[HACKERS] Reducing pg_ctl's reaction time

Поиск
Список
Период
Сортировка
От Tom Lane
Тема [HACKERS] Reducing pg_ctl's reaction time
Дата
Msg-id 18444.1498428798@sss.pgh.pa.us
обсуждение исходный текст
Ответы Re: [HACKERS] Reducing pg_ctl's reaction time  (Michael Paquier <michael.paquier@gmail.com>)
Список pgsql-hackers
I still have a bee in my bonnet about how slow the recovery TAP tests
are, and especially about how low the CPU usage is while they run,
suggesting that a lot of the wall clock time is being expended on
useless sleeps.  Some analysis I did today found some low-hanging fruit
there: a significant part of the time is being spent in pg_ctl waiting
for postmaster start/stop operations.  It waits in quanta of 1 second,
but the postmaster usually starts or stops in much less than that.
(In these tests, most of the shutdown checkpoints have little to do,
so that in many cases the postmaster stops in just a couple of msec.
Startup isn't very many msec either.)

The attached proposed patch adjusts pg_ctl to check every 100msec,
instead of every second, for the postmaster to be done starting or
stopping.  This cuts the runtime of the recovery TAP tests from around
4m30s to around 3m10s on my machine, a good 30% savings.  I experimented
with different check frequencies but there doesn't seem to be anything
to be gained by cutting the delay further (and presumably, it becomes
counterproductive at some point due to pg_ctl chewing too many cycles).

This change probably doesn't offer much real-world benefit, since few
people start/stop their postmasters often, and shutdown checkpoints are
seldom so cheap on production installations.  Still, it doesn't seem
like it could hurt.  The original choice to use once-per-second checks
was made for hardware a lot slower than what most of us use now; I do
not think it's been revisited since the first implementation of pg_ctl
in 1999 (cf 5b912b089).

Barring objections I'd like to push this soon.

            regards, tom lane

diff --git a/src/bin/pg_ctl/pg_ctl.c b/src/bin/pg_ctl/pg_ctl.c
index 82ac62d..1e6cb69 100644
*** a/src/bin/pg_ctl/pg_ctl.c
--- b/src/bin/pg_ctl/pg_ctl.c
*************** typedef enum
*** 68,73 ****
--- 68,75 ----

  #define DEFAULT_WAIT    60

+ #define WAITS_PER_SEC    10        /* should divide 1000000 evenly */
+
  static bool do_wait = true;
  static int    wait_seconds = DEFAULT_WAIT;
  static bool wait_seconds_arg = false;
*************** test_postmaster_connection(pgpid_t pm_pi
*** 531,537 ****

      connstr[0] = '\0';

!     for (i = 0; i < wait_seconds; i++)
      {
          /* Do we need a connection string? */
          if (connstr[0] == '\0')
--- 533,539 ----

      connstr[0] = '\0';

!     for (i = 0; i < wait_seconds * WAITS_PER_SEC; i++)
      {
          /* Do we need a connection string? */
          if (connstr[0] == '\0')
*************** test_postmaster_connection(pgpid_t pm_pi
*** 701,724 ****
  #endif

          /* No response, or startup still in process; wait */
! #ifdef WIN32
!         if (do_checkpoint)

Data extract:
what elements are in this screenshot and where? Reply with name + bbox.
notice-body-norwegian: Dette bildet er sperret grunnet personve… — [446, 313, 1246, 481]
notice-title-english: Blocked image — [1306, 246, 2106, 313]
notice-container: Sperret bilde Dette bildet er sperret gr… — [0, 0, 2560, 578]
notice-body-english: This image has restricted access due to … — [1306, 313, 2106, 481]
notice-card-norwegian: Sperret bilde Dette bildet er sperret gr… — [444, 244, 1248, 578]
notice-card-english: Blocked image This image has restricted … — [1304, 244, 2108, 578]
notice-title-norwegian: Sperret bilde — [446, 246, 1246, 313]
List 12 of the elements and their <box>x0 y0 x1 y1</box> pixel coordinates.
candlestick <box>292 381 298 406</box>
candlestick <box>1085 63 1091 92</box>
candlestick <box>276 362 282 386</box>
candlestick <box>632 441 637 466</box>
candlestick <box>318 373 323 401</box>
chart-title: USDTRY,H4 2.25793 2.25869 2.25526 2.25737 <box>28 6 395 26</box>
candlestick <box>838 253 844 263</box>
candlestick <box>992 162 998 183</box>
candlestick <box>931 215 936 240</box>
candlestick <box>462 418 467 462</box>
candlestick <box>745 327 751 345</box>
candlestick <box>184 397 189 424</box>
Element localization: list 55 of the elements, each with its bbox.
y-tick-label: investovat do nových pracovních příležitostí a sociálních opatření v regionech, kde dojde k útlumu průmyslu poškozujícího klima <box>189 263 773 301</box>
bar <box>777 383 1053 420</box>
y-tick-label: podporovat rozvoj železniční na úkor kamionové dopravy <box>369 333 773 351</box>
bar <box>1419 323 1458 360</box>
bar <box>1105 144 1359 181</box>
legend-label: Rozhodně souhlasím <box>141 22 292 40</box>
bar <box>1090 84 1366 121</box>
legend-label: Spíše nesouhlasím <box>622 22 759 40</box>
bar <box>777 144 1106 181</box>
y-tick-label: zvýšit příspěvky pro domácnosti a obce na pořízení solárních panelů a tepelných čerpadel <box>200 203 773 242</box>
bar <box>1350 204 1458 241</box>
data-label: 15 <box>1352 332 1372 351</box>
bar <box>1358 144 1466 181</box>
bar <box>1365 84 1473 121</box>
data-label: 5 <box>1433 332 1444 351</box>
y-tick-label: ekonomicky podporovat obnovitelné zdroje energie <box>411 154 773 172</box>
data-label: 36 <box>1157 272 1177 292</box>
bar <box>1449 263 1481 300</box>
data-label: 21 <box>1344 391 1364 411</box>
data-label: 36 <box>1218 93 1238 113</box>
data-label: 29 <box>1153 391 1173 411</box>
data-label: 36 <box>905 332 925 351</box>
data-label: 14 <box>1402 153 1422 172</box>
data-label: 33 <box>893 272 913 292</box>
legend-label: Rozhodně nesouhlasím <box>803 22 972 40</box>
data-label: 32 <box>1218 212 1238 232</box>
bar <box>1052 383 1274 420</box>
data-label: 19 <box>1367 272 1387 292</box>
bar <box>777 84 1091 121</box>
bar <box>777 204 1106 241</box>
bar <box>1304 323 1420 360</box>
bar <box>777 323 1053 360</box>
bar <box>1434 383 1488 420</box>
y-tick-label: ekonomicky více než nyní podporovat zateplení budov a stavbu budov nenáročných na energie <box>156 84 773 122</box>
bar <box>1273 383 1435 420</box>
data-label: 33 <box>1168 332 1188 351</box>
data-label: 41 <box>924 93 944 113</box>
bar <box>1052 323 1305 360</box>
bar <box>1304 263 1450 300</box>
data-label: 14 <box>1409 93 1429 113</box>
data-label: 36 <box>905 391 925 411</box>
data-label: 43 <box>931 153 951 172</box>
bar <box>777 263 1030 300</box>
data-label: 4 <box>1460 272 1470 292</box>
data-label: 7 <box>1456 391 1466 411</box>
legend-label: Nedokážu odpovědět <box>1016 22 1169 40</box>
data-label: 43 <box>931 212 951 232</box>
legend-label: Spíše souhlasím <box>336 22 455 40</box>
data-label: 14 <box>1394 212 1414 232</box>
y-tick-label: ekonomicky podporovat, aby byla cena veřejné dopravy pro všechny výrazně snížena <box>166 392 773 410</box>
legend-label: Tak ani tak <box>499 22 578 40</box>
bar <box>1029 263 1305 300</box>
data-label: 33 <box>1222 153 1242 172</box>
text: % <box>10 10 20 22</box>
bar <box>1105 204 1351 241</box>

Tasks and exercises:
a: Print the stretch of the pg_ctl reaction-time message from "Список pgsql-hackers" through "less than that.".
b: Write what follows the last line of the pg_ctl reaction-time message.
The data has no connection to the pg_ctl reaction-time message.

The answers:
a:
Список pgsql-hackers
I still have a bee in my bonnet about how slow the recovery TAP tests
are, and especially about how low the CPU usage is while they run,
suggesting that a lot of the wall clock time is being expended on
useless sleeps.  Some analysis I did today found some low-hanging fruit
there: a significant part of the time is being spent in pg_ctl waiting
for postmaster start/stop operations.  It waits in quanta of 1 second,
but the postmaster usually starts or stops in much less than that.

b:
          {
!             /*
!              * Increment the wait hint by 6 secs (connection timeout + sleep)
!              * We must do this to indicate to the SCM that our startup time is
!              * changing, otherwise it'll usually send a stop signal after 20
!              * seconds, despite incrementing the checkpoint counter.
!              */
!             status.dwWaitHint += 6000;
!             status.dwCheckPoint++;
!             SetServiceStatus(hStatus, (LPSERVICE_STATUS) &status);
!         }
!         else
  #endif
!             print_msg(".");

!         pg_usleep(1000000);        /* 1 sec */
      }

      /* return result of last call to PQping */
--- 703,730 ----
  #endif

          /* No response, or startup still in process; wait */
!         if (i % WAITS_PER_SEC == 0)
          {
! #ifdef WIN32
!             if (do_checkpoint)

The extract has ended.